● Extracted data entries

_ _ _ _ _ _ _

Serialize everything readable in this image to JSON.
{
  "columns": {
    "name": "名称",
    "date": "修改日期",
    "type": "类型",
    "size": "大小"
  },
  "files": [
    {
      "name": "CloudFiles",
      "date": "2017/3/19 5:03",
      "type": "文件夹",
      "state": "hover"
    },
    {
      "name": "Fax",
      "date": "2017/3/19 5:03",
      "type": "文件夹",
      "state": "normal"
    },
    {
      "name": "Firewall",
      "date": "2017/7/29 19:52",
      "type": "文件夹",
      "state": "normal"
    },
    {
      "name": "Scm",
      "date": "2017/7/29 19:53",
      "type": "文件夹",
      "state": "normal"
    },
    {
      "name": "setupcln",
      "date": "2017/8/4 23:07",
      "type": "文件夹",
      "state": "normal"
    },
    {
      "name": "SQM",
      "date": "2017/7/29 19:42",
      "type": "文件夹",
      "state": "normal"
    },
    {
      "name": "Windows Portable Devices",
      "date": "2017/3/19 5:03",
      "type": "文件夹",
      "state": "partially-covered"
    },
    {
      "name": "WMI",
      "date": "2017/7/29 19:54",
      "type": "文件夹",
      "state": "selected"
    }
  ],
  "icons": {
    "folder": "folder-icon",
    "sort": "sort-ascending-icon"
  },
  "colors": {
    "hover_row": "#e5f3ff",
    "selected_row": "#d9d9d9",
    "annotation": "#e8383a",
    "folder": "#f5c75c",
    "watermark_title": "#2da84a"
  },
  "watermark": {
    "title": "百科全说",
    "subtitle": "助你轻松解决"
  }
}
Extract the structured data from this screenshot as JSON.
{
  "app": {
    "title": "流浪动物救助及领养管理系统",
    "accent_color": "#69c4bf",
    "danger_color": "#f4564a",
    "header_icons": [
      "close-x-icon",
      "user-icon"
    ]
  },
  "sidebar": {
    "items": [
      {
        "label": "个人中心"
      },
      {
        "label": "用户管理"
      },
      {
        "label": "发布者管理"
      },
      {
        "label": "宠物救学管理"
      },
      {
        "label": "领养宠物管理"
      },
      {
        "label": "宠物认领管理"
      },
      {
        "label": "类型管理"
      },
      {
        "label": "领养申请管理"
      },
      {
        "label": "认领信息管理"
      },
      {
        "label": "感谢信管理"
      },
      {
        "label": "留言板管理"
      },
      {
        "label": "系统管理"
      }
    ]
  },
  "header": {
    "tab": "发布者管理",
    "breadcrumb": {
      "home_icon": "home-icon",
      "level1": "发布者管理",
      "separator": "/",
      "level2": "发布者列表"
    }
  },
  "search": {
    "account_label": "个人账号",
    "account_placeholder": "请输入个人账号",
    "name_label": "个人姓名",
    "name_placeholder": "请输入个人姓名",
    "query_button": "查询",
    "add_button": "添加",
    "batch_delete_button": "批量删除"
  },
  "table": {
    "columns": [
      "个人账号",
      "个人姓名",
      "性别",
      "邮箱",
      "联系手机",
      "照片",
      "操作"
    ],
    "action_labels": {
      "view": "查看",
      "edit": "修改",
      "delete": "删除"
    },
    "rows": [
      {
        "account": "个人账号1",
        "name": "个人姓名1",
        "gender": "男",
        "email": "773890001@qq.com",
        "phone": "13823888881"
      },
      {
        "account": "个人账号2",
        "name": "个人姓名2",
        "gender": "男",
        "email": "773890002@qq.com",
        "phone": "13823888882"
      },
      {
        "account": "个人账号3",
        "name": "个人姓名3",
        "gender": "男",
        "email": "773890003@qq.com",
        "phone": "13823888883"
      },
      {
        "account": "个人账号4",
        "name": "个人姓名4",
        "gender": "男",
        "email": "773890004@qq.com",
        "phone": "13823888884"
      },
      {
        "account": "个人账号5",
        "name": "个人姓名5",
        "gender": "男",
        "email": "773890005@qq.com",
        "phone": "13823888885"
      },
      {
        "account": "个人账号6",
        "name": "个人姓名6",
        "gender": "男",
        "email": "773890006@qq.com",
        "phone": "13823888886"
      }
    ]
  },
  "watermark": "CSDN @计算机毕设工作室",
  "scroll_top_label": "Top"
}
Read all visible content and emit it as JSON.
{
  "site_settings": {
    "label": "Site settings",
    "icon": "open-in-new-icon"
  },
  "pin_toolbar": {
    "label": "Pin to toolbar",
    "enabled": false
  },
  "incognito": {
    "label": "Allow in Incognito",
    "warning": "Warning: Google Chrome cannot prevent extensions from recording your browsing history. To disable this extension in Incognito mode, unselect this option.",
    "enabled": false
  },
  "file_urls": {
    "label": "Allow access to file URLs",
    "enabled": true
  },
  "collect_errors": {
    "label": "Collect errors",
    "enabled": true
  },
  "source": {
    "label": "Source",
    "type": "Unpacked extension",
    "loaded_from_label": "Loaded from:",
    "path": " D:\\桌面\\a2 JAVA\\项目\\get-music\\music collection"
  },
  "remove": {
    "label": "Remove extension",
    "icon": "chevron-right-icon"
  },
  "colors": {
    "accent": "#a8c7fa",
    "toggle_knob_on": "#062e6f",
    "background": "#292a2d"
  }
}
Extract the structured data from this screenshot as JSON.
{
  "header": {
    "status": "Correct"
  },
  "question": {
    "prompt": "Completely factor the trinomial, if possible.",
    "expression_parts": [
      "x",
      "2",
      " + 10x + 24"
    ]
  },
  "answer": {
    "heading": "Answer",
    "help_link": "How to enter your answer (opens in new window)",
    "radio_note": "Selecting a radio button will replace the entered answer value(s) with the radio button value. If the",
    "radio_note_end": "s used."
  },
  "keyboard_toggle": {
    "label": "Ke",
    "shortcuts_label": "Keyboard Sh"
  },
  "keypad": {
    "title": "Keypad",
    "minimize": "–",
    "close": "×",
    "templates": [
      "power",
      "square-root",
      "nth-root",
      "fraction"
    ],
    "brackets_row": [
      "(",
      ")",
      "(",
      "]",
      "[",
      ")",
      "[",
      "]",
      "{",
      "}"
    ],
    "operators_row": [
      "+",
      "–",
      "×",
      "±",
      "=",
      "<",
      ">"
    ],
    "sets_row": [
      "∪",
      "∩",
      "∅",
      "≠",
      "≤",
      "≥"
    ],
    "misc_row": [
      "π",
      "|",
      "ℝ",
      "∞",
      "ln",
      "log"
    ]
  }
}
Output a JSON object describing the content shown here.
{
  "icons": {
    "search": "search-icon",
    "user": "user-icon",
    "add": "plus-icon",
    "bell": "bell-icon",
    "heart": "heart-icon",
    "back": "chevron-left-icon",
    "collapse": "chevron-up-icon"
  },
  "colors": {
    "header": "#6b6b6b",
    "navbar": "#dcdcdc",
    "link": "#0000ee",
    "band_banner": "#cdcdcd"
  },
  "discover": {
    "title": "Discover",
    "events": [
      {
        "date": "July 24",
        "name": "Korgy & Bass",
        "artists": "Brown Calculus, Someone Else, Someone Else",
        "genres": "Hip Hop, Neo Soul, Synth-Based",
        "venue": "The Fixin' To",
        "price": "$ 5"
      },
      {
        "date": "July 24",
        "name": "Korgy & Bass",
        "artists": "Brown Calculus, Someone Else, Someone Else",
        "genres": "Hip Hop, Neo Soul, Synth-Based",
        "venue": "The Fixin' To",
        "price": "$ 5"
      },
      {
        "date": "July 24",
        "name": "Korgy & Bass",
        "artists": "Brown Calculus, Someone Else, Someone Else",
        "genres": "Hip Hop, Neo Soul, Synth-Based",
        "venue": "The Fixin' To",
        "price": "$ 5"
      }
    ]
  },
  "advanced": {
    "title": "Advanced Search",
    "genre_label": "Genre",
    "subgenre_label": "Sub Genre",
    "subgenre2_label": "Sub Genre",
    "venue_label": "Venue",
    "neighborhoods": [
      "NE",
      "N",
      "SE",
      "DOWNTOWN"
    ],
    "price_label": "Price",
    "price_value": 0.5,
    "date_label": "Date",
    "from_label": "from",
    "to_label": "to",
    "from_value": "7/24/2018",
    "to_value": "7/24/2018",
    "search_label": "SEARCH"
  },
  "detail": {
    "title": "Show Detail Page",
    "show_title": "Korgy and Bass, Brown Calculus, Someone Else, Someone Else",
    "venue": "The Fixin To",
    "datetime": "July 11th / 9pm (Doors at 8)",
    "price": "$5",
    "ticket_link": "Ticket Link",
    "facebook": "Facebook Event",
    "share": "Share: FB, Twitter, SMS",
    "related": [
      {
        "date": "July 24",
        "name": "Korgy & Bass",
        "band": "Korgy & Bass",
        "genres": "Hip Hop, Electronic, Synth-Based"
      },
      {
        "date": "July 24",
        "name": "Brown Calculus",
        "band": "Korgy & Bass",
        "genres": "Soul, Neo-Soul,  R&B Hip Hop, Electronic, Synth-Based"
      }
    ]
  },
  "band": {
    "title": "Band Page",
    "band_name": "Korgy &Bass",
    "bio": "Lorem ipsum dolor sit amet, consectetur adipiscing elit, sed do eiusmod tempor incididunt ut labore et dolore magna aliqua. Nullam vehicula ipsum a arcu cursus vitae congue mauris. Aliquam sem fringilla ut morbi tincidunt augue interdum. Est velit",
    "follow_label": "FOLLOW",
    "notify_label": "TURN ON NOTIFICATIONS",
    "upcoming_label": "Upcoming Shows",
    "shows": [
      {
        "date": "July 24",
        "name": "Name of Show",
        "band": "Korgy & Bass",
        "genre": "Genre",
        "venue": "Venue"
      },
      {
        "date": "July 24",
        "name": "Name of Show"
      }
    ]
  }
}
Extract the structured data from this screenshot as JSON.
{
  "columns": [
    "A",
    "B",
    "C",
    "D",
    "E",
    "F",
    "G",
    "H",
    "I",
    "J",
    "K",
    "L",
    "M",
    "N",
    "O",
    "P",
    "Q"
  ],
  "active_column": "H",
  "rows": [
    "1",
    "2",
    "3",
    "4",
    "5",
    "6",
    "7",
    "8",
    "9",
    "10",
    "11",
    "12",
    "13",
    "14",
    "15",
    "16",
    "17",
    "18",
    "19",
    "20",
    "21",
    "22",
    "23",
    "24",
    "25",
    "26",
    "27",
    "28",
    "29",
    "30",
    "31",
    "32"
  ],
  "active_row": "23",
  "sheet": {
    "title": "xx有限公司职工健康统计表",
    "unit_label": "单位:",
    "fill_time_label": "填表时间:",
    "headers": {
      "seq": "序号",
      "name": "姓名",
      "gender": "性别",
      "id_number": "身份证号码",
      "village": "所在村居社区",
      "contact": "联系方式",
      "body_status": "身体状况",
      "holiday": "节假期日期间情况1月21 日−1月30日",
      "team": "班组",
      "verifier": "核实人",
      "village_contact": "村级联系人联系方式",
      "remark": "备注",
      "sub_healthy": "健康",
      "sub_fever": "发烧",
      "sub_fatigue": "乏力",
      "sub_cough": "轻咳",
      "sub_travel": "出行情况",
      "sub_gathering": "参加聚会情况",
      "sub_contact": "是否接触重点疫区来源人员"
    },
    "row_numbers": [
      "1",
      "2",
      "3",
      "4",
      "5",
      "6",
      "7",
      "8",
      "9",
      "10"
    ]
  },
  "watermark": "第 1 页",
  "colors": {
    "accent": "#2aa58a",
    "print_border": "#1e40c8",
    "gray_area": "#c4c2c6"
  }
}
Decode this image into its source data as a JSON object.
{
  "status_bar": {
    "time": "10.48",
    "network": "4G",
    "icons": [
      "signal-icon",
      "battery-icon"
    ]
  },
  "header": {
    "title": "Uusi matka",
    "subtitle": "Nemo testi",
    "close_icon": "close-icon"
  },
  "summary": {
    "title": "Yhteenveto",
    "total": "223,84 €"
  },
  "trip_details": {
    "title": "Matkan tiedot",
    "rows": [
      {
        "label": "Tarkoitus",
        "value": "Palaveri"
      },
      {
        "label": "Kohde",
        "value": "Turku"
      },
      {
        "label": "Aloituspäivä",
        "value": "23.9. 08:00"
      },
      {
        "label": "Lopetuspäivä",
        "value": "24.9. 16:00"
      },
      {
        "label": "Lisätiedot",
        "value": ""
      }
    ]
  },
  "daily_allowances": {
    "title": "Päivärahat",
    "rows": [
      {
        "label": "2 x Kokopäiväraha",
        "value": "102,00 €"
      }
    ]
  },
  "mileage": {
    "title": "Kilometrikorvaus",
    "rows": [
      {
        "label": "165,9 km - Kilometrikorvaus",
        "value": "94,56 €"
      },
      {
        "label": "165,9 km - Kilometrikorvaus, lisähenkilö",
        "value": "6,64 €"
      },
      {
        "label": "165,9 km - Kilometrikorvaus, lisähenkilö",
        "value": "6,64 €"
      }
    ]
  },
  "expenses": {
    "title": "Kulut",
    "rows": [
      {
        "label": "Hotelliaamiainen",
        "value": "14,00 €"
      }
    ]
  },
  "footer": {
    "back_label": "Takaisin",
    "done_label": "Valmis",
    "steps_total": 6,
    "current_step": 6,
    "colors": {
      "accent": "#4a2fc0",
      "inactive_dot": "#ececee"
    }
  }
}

_ _ _ _ _ _ _

● WHAT YOU HAVE TO DO
Look above for every line with the word "Page" and copy it.

● RESULT FOR THIS EXERCISE
    "title": "Show Detail Page",
    "title": "Band Page",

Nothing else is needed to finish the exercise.